__Challenge__
Copy out all of the data exactly as it appears.

__Input data__
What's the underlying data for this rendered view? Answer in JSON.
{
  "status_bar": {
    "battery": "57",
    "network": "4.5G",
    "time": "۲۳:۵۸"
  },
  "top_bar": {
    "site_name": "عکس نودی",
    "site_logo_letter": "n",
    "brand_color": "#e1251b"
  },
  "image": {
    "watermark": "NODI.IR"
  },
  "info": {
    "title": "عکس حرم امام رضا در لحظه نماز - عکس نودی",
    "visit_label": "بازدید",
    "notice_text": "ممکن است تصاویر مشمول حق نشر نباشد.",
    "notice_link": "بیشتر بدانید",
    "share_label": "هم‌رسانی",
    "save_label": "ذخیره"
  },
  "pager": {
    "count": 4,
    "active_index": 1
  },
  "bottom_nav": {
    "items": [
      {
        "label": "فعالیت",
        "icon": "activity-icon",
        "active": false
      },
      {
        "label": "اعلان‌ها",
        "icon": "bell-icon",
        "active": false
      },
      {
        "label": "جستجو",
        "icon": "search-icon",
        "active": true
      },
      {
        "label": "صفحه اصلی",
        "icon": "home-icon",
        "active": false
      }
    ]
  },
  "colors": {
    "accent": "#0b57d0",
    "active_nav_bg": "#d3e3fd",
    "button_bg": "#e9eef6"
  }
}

__Final result__
What's the underlying data for this rendered view? Answer in JSON.
{
  "status_bar": {
    "battery": "57",
    "network": "4.5G",
    "time": "۲۳:۵۸"
  },
  "top_bar": {
    "site_name": "عکس نودی",
    "site_logo_letter": "n",
    "brand_color": "#e1251b"
  },
  "image": {
    "watermark": "NODI.IR"
  },
  "info": {
    "title": "عکس حرم امام رضا در لحظه نماز - عکس نودی",
    "visit_label": "بازدید",
    "notice_text": "ممکن است تصاویر مشمول حق نشر نباشد.",
    "notice_link": "بیشتر بدانید",
    "share_label": "هم‌رسانی",
    "save_label": "ذخیره"
  },
  "pager": {
    "count": 4,
    "active_index": 1
  },
  "bottom_nav": {
    "items": [
      {
        "label": "فعالیت",
        "icon": "activity-icon",
        "active": false
      },
      {
        "label": "اعلان‌ها",
        "icon": "bell-icon",
        "active": false
      },
      {
        "label": "جستجو",
        "icon": "search-icon",
        "active": true
      },
      {
        "label": "صفحه اصلی",
        "icon": "home-icon",
        "active": false
      }
    ]
  },
  "colors": {
    "accent": "#0b57d0",
    "active_nav_bg": "#d3e3fd",
    "button_bg": "#e9eef6"
  }
}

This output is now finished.